▶ [Challenge]: Using the data below, copy every line that contains the word "school".

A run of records
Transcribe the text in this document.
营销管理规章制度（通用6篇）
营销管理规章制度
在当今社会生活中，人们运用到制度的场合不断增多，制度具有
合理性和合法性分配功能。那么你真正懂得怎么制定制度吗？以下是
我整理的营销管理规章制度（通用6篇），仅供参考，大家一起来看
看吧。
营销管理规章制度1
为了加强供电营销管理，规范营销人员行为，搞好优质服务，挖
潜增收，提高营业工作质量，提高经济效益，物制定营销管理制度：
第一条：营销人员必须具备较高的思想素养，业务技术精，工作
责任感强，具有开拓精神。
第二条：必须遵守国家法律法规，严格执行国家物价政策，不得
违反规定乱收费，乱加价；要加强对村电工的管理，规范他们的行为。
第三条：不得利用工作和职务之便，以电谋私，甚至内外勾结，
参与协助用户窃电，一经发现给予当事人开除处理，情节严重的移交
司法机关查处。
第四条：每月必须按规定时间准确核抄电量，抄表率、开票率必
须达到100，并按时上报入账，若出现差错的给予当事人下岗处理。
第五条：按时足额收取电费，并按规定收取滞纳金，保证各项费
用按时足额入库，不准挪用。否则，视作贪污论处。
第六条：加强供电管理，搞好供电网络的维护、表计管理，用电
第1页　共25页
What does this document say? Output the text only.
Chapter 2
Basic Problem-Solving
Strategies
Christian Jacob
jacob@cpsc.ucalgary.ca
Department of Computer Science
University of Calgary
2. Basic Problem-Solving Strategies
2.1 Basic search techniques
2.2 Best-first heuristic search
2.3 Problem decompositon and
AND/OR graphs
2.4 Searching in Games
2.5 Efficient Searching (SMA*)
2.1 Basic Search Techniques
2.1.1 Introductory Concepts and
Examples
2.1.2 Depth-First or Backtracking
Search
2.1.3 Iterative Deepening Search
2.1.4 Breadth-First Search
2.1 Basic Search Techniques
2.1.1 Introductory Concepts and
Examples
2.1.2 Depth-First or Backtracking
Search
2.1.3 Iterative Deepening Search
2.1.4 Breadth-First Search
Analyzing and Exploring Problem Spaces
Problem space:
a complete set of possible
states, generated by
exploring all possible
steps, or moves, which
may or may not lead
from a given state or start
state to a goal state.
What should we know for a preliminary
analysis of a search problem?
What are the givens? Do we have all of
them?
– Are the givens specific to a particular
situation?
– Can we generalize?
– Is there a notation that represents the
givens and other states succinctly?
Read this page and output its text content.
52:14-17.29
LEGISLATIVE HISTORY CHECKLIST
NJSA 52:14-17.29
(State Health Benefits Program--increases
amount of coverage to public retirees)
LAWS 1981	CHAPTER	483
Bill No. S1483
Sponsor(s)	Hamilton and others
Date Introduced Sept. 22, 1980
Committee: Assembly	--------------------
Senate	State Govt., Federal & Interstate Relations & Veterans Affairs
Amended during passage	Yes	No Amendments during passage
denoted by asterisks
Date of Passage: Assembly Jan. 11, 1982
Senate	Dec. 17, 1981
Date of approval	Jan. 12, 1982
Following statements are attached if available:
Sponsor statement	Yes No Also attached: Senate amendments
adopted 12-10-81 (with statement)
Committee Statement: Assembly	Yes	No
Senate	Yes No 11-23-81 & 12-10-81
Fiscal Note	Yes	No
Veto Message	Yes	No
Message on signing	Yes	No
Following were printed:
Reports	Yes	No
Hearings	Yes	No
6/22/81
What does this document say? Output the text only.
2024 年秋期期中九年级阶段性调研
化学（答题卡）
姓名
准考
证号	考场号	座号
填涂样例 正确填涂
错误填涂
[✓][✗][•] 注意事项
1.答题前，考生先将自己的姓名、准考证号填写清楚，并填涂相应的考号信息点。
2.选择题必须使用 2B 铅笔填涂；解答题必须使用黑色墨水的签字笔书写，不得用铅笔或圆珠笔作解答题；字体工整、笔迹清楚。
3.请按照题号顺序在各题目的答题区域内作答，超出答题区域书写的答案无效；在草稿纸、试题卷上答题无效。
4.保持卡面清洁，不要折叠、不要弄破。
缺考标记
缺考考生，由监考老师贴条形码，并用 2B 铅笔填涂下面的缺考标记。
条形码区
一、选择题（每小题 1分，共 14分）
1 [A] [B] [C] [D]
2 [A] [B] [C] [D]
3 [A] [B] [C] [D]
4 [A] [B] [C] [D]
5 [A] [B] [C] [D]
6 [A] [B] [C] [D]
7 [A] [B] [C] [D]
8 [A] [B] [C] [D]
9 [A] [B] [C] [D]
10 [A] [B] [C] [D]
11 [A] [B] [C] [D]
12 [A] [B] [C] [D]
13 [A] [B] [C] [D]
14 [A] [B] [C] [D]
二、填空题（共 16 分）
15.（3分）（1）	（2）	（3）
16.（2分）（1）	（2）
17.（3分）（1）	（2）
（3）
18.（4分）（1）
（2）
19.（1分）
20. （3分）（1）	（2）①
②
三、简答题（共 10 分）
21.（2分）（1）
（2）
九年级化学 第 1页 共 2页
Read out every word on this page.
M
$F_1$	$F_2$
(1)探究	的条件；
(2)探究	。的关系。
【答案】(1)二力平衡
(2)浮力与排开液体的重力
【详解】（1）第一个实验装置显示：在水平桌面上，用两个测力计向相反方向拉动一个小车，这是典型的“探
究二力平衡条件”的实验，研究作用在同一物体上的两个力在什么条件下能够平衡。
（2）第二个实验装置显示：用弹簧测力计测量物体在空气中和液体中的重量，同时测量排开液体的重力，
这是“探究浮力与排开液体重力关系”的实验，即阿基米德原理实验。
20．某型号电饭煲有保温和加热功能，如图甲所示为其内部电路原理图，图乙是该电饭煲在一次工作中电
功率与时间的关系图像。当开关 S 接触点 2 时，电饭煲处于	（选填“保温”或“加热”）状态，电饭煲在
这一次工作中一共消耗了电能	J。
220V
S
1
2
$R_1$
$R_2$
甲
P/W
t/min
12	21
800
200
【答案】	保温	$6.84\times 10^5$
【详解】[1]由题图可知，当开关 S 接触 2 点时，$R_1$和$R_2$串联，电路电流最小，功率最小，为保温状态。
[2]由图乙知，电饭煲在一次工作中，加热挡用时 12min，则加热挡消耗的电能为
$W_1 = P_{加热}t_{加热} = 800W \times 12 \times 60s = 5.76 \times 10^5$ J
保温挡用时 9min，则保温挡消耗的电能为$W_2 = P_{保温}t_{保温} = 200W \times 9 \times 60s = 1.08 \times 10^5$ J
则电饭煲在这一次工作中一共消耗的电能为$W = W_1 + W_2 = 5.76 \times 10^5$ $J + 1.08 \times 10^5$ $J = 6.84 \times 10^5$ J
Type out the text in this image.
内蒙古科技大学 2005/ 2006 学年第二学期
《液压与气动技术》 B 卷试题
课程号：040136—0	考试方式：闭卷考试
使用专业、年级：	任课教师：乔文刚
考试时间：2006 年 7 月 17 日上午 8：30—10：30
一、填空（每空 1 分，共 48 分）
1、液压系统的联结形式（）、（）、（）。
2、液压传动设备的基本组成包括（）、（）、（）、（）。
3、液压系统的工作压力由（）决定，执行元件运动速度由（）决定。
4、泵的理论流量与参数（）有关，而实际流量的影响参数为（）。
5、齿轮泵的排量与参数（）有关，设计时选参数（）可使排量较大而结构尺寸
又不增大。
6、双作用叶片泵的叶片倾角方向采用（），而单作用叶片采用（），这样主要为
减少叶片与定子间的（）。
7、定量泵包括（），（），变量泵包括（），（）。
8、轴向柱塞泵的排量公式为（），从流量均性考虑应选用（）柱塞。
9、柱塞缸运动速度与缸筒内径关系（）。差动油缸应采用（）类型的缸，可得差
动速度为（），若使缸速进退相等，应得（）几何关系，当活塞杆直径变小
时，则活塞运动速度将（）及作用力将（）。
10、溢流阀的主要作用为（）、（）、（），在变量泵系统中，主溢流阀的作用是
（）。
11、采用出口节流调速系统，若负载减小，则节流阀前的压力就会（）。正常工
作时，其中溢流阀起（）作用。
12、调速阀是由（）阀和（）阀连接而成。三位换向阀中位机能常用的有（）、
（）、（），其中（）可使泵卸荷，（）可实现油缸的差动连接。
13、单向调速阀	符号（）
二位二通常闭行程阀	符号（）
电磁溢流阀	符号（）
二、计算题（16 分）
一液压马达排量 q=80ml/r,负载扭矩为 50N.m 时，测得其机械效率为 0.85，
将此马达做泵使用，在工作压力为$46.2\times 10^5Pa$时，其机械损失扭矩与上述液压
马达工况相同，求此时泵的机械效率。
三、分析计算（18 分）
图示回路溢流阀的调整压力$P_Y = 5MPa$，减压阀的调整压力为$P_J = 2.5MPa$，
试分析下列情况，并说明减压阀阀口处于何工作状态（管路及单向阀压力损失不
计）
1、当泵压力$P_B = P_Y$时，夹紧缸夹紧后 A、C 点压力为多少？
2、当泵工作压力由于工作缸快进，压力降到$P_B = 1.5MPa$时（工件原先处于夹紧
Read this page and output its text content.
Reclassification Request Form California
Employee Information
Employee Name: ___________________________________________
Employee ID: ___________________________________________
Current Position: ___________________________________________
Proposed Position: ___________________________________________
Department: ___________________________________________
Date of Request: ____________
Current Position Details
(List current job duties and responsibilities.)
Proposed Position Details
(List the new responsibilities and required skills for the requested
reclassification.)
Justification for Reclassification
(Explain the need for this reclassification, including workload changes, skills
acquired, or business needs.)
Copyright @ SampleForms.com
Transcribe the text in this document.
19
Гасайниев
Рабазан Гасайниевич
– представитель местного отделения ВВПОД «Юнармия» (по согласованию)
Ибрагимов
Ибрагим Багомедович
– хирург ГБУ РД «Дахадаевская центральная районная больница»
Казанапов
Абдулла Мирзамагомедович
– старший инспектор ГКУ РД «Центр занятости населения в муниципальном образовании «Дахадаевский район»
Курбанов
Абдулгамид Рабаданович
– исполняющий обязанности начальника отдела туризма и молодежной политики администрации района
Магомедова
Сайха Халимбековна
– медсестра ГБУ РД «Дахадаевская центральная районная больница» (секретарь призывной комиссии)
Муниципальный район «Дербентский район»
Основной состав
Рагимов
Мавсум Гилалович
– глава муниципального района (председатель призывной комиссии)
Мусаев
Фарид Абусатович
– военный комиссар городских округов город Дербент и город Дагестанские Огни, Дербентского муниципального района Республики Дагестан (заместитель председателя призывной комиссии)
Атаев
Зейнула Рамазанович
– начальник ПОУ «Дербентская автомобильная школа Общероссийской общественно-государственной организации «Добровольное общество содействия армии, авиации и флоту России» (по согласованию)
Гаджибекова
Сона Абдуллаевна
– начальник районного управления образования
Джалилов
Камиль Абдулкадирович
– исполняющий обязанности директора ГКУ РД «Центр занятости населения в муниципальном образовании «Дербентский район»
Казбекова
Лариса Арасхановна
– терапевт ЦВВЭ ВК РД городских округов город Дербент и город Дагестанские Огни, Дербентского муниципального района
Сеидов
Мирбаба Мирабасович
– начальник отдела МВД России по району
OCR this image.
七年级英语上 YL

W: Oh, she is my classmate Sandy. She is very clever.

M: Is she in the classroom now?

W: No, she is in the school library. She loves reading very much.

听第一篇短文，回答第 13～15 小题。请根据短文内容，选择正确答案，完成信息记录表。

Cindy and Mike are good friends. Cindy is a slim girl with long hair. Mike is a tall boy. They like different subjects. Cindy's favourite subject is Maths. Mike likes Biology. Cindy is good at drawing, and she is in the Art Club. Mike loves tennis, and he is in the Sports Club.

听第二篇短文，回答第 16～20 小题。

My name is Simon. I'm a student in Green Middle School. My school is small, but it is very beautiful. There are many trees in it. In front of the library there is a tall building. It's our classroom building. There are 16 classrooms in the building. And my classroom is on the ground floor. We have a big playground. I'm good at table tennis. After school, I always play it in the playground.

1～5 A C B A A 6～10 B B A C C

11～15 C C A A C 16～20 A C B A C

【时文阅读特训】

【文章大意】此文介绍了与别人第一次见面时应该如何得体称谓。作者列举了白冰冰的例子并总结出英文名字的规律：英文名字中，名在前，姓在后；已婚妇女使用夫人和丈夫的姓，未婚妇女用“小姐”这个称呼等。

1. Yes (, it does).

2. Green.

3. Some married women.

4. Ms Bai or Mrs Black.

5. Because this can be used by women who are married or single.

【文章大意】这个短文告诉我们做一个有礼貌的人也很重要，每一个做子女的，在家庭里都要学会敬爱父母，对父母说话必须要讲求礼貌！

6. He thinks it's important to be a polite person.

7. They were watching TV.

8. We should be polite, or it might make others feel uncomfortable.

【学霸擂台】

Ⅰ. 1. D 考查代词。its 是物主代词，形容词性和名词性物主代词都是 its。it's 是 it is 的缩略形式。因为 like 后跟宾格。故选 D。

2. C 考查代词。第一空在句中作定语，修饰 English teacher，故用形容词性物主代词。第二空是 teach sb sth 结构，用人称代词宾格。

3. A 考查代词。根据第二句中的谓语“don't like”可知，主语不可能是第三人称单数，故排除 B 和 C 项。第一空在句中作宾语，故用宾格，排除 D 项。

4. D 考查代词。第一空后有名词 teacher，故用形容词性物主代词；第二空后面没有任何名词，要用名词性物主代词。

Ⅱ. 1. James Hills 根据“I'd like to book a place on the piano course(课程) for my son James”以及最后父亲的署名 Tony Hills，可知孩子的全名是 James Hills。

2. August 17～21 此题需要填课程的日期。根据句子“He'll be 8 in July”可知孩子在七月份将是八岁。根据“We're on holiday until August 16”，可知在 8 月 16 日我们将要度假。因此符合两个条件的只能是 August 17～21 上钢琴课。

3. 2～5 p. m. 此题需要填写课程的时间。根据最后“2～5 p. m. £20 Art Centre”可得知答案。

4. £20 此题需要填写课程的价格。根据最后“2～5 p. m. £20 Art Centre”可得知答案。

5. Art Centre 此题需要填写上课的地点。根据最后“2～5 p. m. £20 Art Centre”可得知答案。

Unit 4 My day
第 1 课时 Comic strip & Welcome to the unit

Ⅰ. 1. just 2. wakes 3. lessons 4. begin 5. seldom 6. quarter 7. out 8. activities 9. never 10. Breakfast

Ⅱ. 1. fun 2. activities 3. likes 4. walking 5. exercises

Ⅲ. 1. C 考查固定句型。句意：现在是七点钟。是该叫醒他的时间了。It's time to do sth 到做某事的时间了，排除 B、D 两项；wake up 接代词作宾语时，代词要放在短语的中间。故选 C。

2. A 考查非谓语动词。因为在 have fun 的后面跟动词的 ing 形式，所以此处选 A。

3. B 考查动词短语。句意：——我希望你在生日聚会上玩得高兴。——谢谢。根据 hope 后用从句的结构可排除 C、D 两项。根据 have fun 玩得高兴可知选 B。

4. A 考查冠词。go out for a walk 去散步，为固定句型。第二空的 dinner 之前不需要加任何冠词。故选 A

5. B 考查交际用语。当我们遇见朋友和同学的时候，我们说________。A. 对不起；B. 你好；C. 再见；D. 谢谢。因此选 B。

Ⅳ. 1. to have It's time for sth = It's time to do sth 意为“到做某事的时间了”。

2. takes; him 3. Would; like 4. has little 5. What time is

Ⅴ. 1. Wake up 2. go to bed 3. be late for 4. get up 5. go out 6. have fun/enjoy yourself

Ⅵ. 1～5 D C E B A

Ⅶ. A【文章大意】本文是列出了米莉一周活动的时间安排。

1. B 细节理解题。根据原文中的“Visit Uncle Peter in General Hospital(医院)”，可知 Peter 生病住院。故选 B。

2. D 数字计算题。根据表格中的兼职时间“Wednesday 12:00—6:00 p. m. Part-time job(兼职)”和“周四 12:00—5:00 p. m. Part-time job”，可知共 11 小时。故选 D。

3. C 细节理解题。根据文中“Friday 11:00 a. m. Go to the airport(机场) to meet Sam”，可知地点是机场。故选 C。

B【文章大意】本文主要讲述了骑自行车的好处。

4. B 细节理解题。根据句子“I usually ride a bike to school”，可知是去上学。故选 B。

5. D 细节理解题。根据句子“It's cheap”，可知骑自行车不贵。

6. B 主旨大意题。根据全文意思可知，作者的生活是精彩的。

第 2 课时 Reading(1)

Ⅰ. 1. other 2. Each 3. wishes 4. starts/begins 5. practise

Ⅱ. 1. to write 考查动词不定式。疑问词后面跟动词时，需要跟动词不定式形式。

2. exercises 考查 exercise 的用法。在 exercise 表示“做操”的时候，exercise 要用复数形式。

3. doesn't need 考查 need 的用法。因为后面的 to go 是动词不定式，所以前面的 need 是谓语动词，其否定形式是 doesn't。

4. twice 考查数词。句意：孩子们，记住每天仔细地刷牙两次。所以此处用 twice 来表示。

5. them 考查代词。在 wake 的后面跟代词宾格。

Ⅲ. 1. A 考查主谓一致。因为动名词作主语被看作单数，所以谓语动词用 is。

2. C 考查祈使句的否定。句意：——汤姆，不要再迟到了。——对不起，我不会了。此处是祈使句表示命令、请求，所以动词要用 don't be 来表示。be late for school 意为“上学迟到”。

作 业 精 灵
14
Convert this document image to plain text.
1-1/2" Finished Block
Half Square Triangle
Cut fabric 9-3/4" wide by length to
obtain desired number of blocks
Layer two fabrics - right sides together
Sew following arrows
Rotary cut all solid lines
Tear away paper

▶ [Result of this task]:
W: No, she is in the school library. She loves reading very much.
My name is Simon. I'm a student in Green Middle School. My school is small, but it is very beautiful. There are many trees in it. In front of the library there is a tall building. It's our classroom building. There are 16 classrooms in the building. And my classroom is on the ground floor. We have a big playground. I'm good at table tennis. After school, I always play it in the playground.
4. B 细节理解题。根据句子“I usually ride a bike to school”，可知是去上学。故选 B。
2. C 考查祈使句的否定。句意：——汤姆，不要再迟到了。——对不起，我不会了。此处是祈使句表示命令、请求，所以动词要用 don't be 来表示。be late for school 意为“上学迟到”。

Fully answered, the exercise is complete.